_The input_.
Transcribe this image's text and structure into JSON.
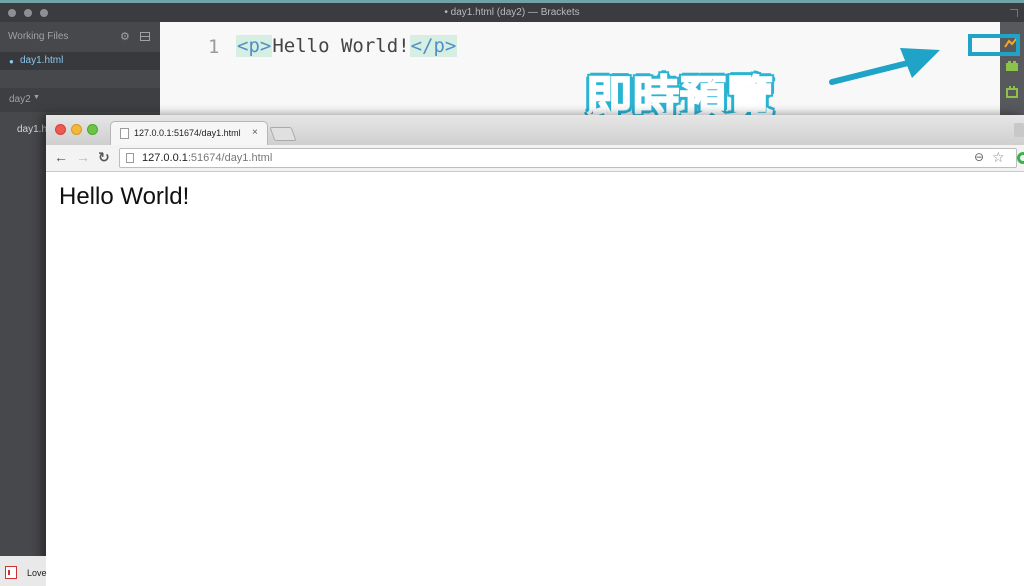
{
  "brackets": {
    "window_title": "• day1.html (day2) — Brackets",
    "sidebar": {
      "working_files_label": "Working Files",
      "working_file": "day1.html",
      "project_name": "day2",
      "tree_file": "day1.h"
    },
    "editor": {
      "line_number": "1",
      "code": {
        "open_tag": "<p>",
        "text": "Hello World!",
        "close_tag": "</p>"
      }
    },
    "toolbar_icons": [
      "live-preview-icon",
      "extension-manager-icon",
      "extension-icon"
    ]
  },
  "annotation": {
    "callout_text": "即時預覽",
    "colors": {
      "highlight": "#1fa3c6",
      "callout_fill": "#123a52"
    }
  },
  "chrome": {
    "tab_title": "127.0.0.1:51674/day1.html",
    "tab_close": "×",
    "url_host": "127.0.0.1",
    "url_rest": ":51674/day1.html",
    "page_text": "Hello World!"
  },
  "dock": {
    "label": "Love"
  }
}
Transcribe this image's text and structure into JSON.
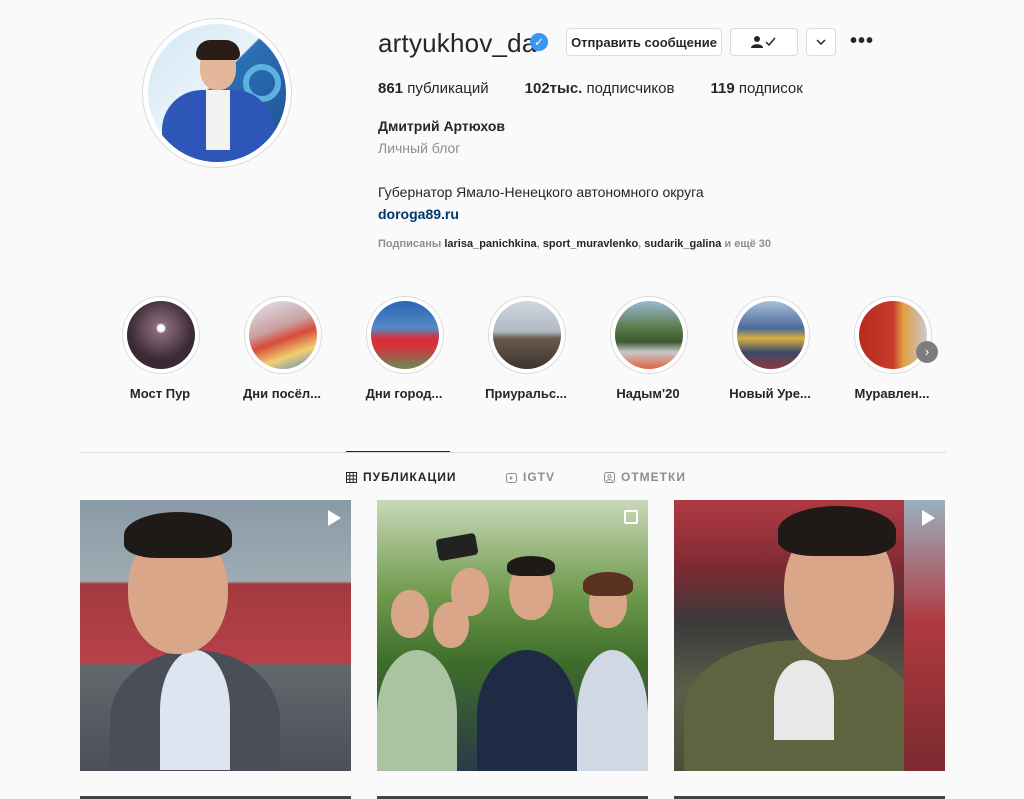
{
  "profile": {
    "username": "artyukhov_da",
    "verified": true,
    "buttons": {
      "message": "Отправить сообщение",
      "follow_icon": "person-check-icon",
      "dropdown_icon": "chevron-down-icon",
      "more": "•••"
    },
    "stats": {
      "posts_count": "861",
      "posts_label": "публикаций",
      "followers_count": "102тыс.",
      "followers_label": "подписчиков",
      "following_count": "119",
      "following_label": "подписок"
    },
    "full_name": "Дмитрий Артюхов",
    "category": "Личный блог",
    "bio": "Губернатор Ямало-Ненецкого автономного округа",
    "link": "doroga89.ru",
    "followed_by": {
      "prefix": "Подписаны",
      "users": [
        "larisa_panichkina",
        "sport_muravlenko",
        "sudarik_galina"
      ],
      "suffix": "и ещё 30"
    }
  },
  "highlights": [
    {
      "label": "Мост Пур",
      "color": "#5a4a55"
    },
    {
      "label": "Дни посёл...",
      "color": "#c0c6d8"
    },
    {
      "label": "Дни город...",
      "color": "#3b73b8"
    },
    {
      "label": "Приуральс...",
      "color": "#8a7a6a"
    },
    {
      "label": "Надым'20",
      "color": "#6a8a5a"
    },
    {
      "label": "Новый Уре...",
      "color": "#4a6a9a"
    },
    {
      "label": "Муравлен...",
      "color": "#b03020"
    }
  ],
  "tabs": [
    {
      "label": "ПУБЛИКАЦИИ",
      "icon": "grid-icon",
      "active": true
    },
    {
      "label": "IGTV",
      "icon": "igtv-icon",
      "active": false
    },
    {
      "label": "ОТМЕТКИ",
      "icon": "tagged-icon",
      "active": false
    }
  ],
  "posts": [
    {
      "type": "video",
      "icon": "video-icon"
    },
    {
      "type": "gallery",
      "icon": "gallery-icon"
    },
    {
      "type": "video",
      "icon": "video-icon"
    }
  ],
  "colors": {
    "background": "#fafafa",
    "verified": "#3897f0",
    "link": "#00376b",
    "muted": "#8e8e8e",
    "border": "#dbdbdb"
  }
}
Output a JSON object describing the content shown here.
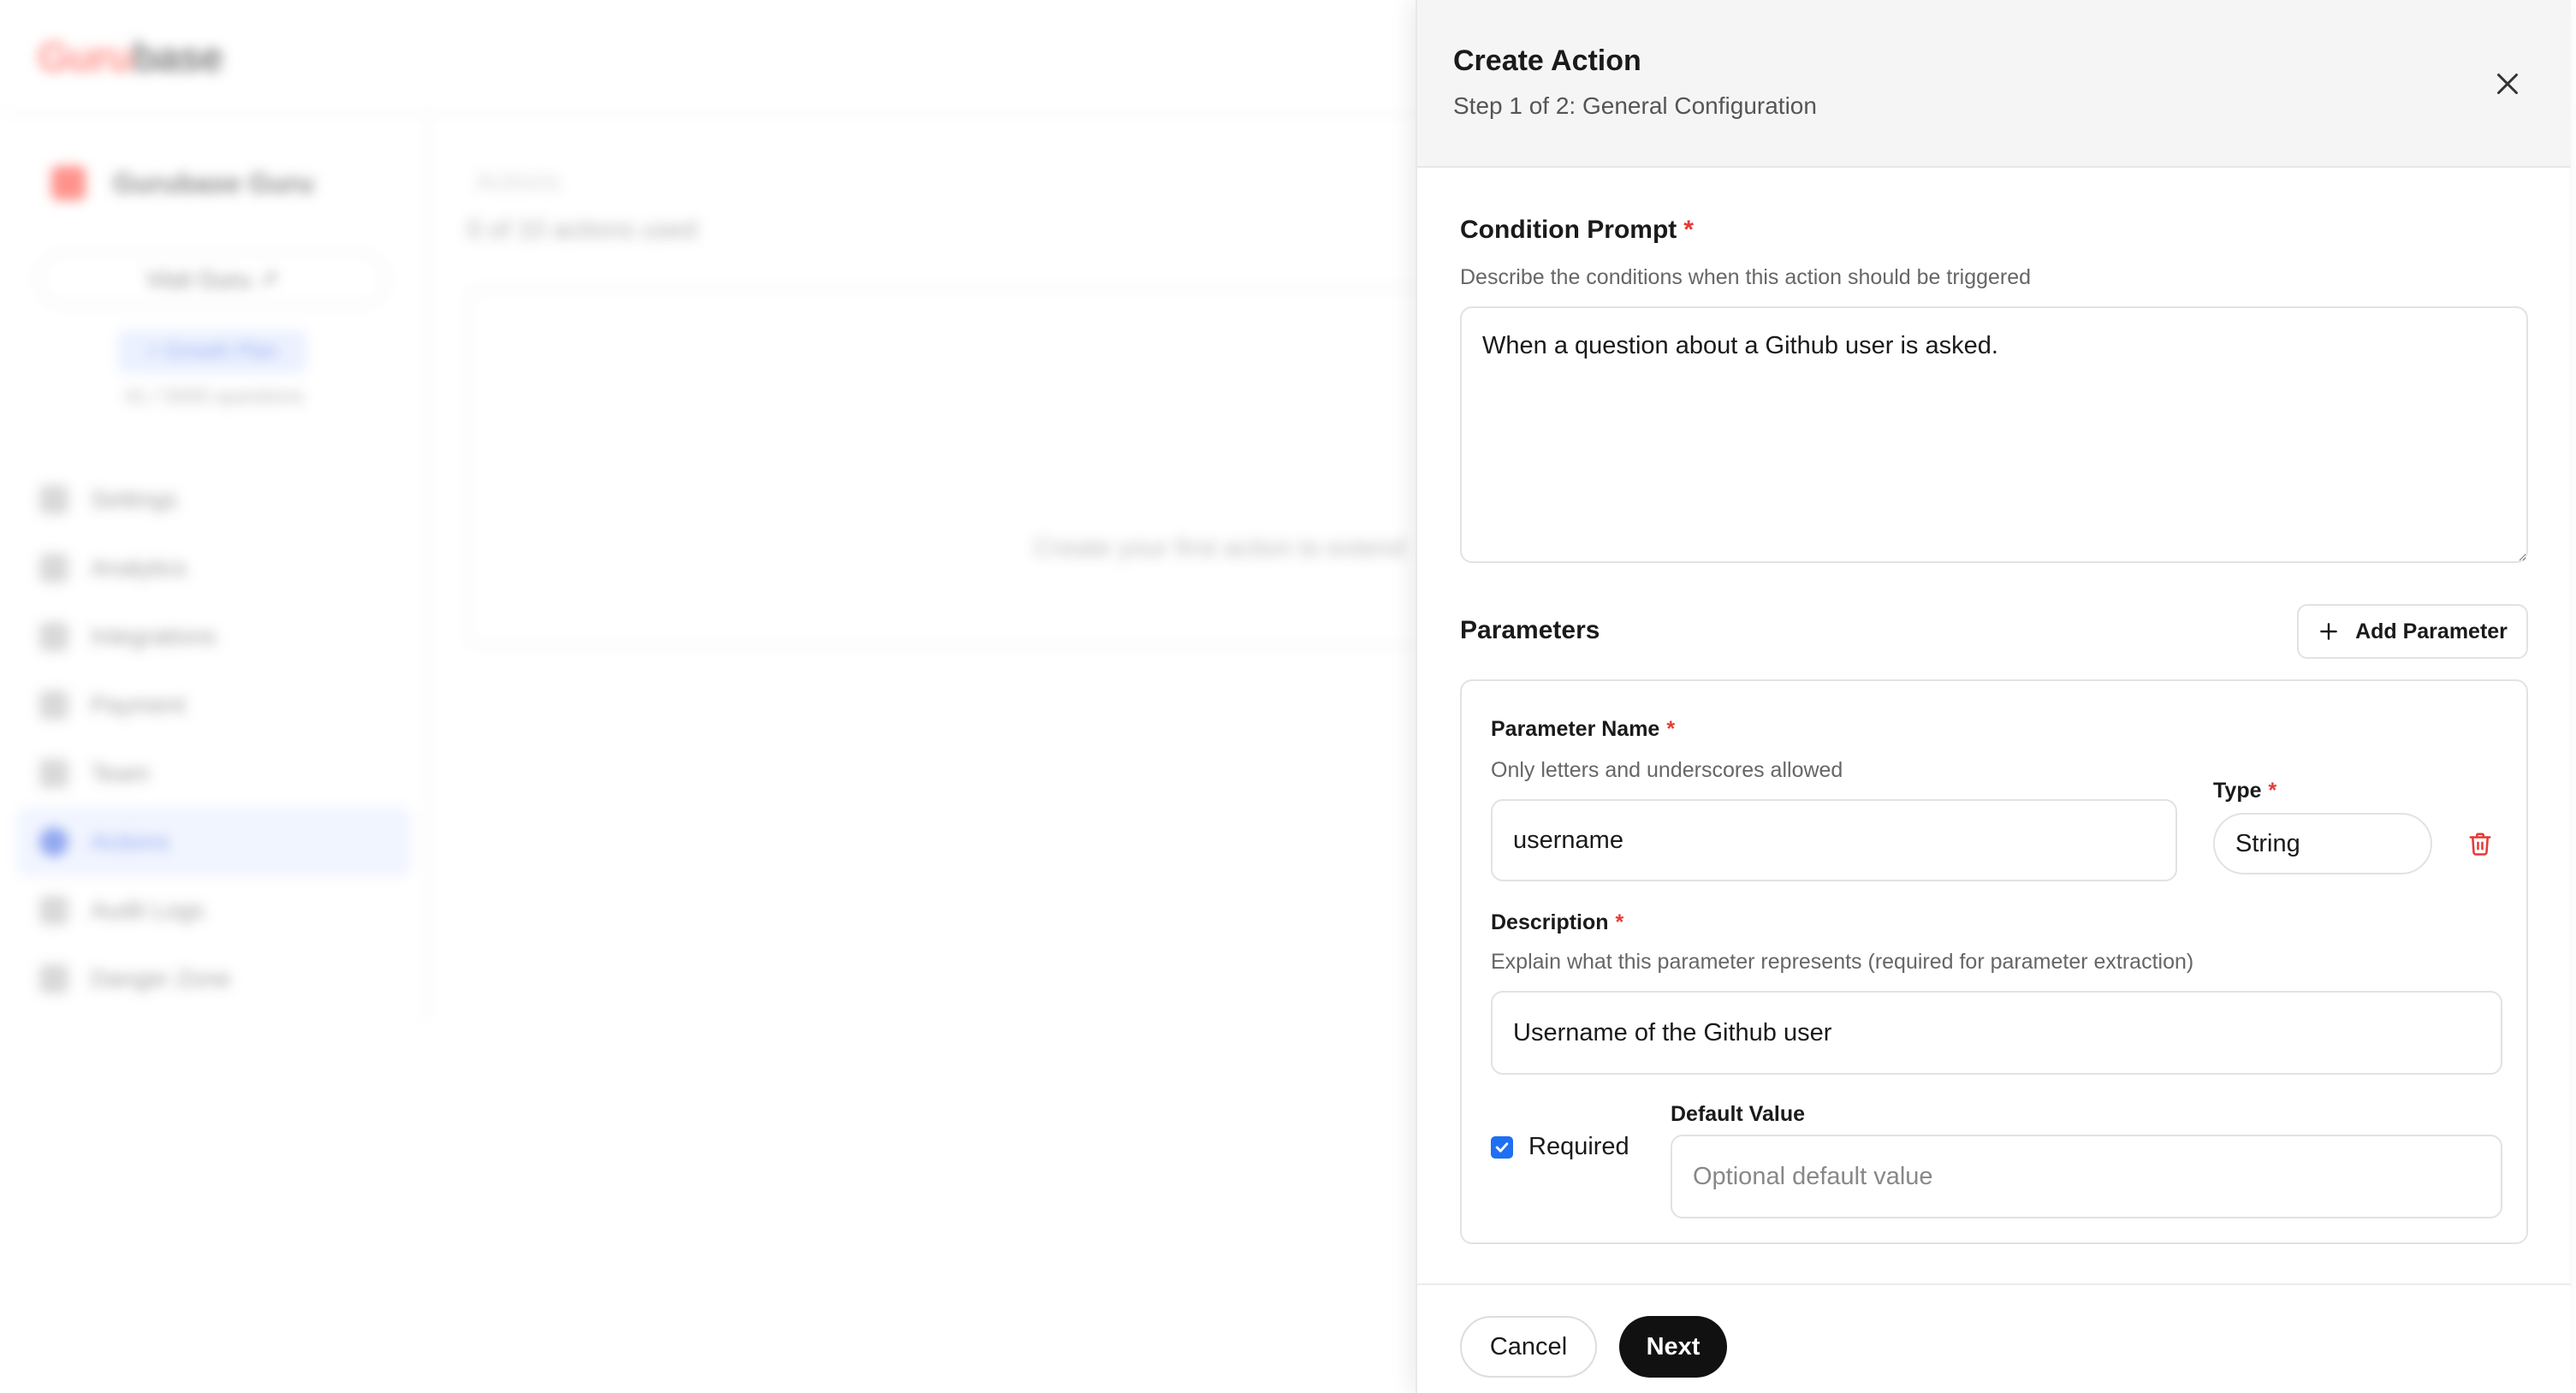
{
  "background": {
    "logo_part1": "Guru",
    "logo_part2": "base",
    "guru_name": "Gurubase Guru",
    "visit_label": "Visit Guru ↗",
    "plan_badge": "+ Growth Plan",
    "questions": "41 / 5000 questions",
    "nav": [
      {
        "label": "Settings"
      },
      {
        "label": "Analytics"
      },
      {
        "label": "Integrations"
      },
      {
        "label": "Payment"
      },
      {
        "label": "Team"
      },
      {
        "label": "Actions"
      },
      {
        "label": "Audit Logs"
      },
      {
        "label": "Danger Zone"
      }
    ],
    "main_title": "Actions",
    "main_subtitle": "0 of 10 actions used",
    "empty_state": "Create your first action to extend"
  },
  "panel": {
    "title": "Create Action",
    "subtitle": "Step 1 of 2: General Configuration",
    "close_icon": "close-icon"
  },
  "condition": {
    "label": "Condition Prompt",
    "required_mark": "*",
    "hint": "Describe the conditions when this action should be triggered",
    "value": "When a question about a Github user is asked."
  },
  "parameters": {
    "label": "Parameters",
    "add_button_label": "Add Parameter",
    "items": [
      {
        "name_label": "Parameter Name",
        "name_hint": "Only letters and underscores allowed",
        "name_value": "username",
        "type_label": "Type",
        "type_value": "String",
        "description_label": "Description",
        "description_hint": "Explain what this parameter represents (required for parameter extraction)",
        "description_value": "Username of the Github user",
        "required_label": "Required",
        "required_checked": true,
        "default_label": "Default Value",
        "default_placeholder": "Optional default value",
        "default_value": ""
      }
    ]
  },
  "footer": {
    "cancel_label": "Cancel",
    "next_label": "Next"
  },
  "colors": {
    "required_star": "#e53935",
    "delete_icon": "#e53935",
    "checkbox": "#1e6ff2",
    "primary_button": "#111111"
  }
}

_Task statement_.
Leave out the pictures, and give all the records again exactly.

_Exercise result_.
Transcribe this image's text and structure into JSON.
{
  "brackets": {
    "window_title": "• day1.html (day2) — Brackets",
    "sidebar": {
      "working_files_label": "Working Files",
      "working_file": "day1.html",
      "project_name": "day2",
      "tree_file": "day1.h"
    },
    "editor": {
      "line_number": "1",
      "code": {
        "open_tag": "<p>",
        "text": "Hello World!",
        "close_tag": "</p>"
      }
    },
    "toolbar_icons": [
      "live-preview-icon",
      "extension-manager-icon",
      "extension-icon"
    ]
  },
  "annotation": {
    "callout_text": "即時預覽",
    "colors": {
      "highlight": "#1fa3c6",
      "callout_fill": "#123a52"
    }
  },
  "chrome": {
    "tab_title": "127.0.0.1:51674/day1.html",
    "tab_close": "×",
    "url_host": "127.0.0.1",
    "url_rest": ":51674/day1.html",
    "page_text": "Hello World!"
  },
  "dock": {
    "label": "Love"
  }
}
Transcribe this image's text and structure into JSON.
{
  "profile": {
    "username": "artyukhov_da",
    "verified": true,
    "buttons": {
      "message": "Отправить сообщение",
      "follow_icon": "person-check-icon",
      "dropdown_icon": "chevron-down-icon",
      "more": "•••"
    },
    "stats": {
      "posts_count": "861",
      "posts_label": "публикаций",
      "followers_count": "102тыс.",
      "followers_label": "подписчиков",
      "following_count": "119",
      "following_label": "подписок"
    },
    "full_name": "Дмитрий Артюхов",
    "category": "Личный блог",
    "bio": "Губернатор Ямало-Ненецкого автономного округа",
    "link": "doroga89.ru",
    "followed_by": {
      "prefix": "Подписаны",
      "users": [
        "larisa_panichkina",
        "sport_muravlenko",
        "sudarik_galina"
      ],
      "suffix": "и ещё 30"
    }
  },
  "highlights": [
    {
      "label": "Мост Пур",
      "color": "#5a4a55"
    },
    {
      "label": "Дни посёл...",
      "color": "#c0c6d8"
    },
    {
      "label": "Дни город...",
      "color": "#3b73b8"
    },
    {
      "label": "Приуральс...",
      "color": "#8a7a6a"
    },
    {
      "label": "Надым'20",
      "color": "#6a8a5a"
    },
    {
      "label": "Новый Уре...",
      "color": "#4a6a9a"
    },
    {
      "label": "Муравлен...",
      "color": "#b03020"
    }
  ],
  "tabs": [
    {
      "label": "ПУБЛИКАЦИИ",
      "icon": "grid-icon",
      "active": true
    },
    {
      "label": "IGTV",
      "icon": "igtv-icon",
      "active": false
    },
    {
      "label": "ОТМЕТКИ",
      "icon": "tagged-icon",
      "active": false
    }
  ],
  "posts": [
    {
      "type": "video",
      "icon": "video-icon"
    },
    {
      "type": "gallery",
      "icon": "gallery-icon"
    },
    {
      "type": "video",
      "icon": "video-icon"
    }
  ],
  "colors": {
    "background": "#fafafa",
    "verified": "#3897f0",
    "link": "#00376b",
    "muted": "#8e8e8e",
    "border": "#dbdbdb"
  }
}
Output a JSON object describing the content shown here.
{
  "background": {
    "logo_part1": "Guru",
    "logo_part2": "base",
    "guru_name": "Gurubase Guru",
    "visit_label": "Visit Guru ↗",
    "plan_badge": "+ Growth Plan",
    "questions": "41 / 5000 questions",
    "nav": [
      {
        "label": "Settings"
      },
      {
        "label": "Analytics"
      },
      {
        "label": "Integrations"
      },
      {
        "label": "Payment"
      },
      {
        "label": "Team"
      },
      {
        "label": "Actions"
      },
      {
        "label": "Audit Logs"
      },
      {
        "label": "Danger Zone"
      }
    ],
    "main_title": "Actions",
    "main_subtitle": "0 of 10 actions used",
    "empty_state": "Create your first action to extend"
  },
  "panel": {
    "title": "Create Action",
    "subtitle": "Step 1 of 2: General Configuration",
    "close_icon": "close-icon"
  },
  "condition": {
    "label": "Condition Prompt",
    "required_mark": "*",
    "hint": "Describe the conditions when this action should be triggered",
    "value": "When a question about a Github user is asked."
  },
  "parameters": {
    "label": "Parameters",
    "add_button_label": "Add Parameter",
    "items": [
      {
        "name_label": "Parameter Name",
        "name_hint": "Only letters and underscores allowed",
        "name_value": "username",
        "type_label": "Type",
        "type_value": "String",
        "description_label": "Description",
        "description_hint": "Explain what this parameter represents (required for parameter extraction)",
        "description_value": "Username of the Github user",
        "required_label": "Required",
        "required_checked": true,
        "default_label": "Default Value",
        "default_placeholder": "Optional default value",
        "default_value": ""
      }
    ]
  },
  "footer": {
    "cancel_label": "Cancel",
    "next_label": "Next"
  },
  "colors": {
    "required_star": "#e53935",
    "delete_icon": "#e53935",
    "checkbox": "#1e6ff2",
    "primary_button": "#111111"
  }
}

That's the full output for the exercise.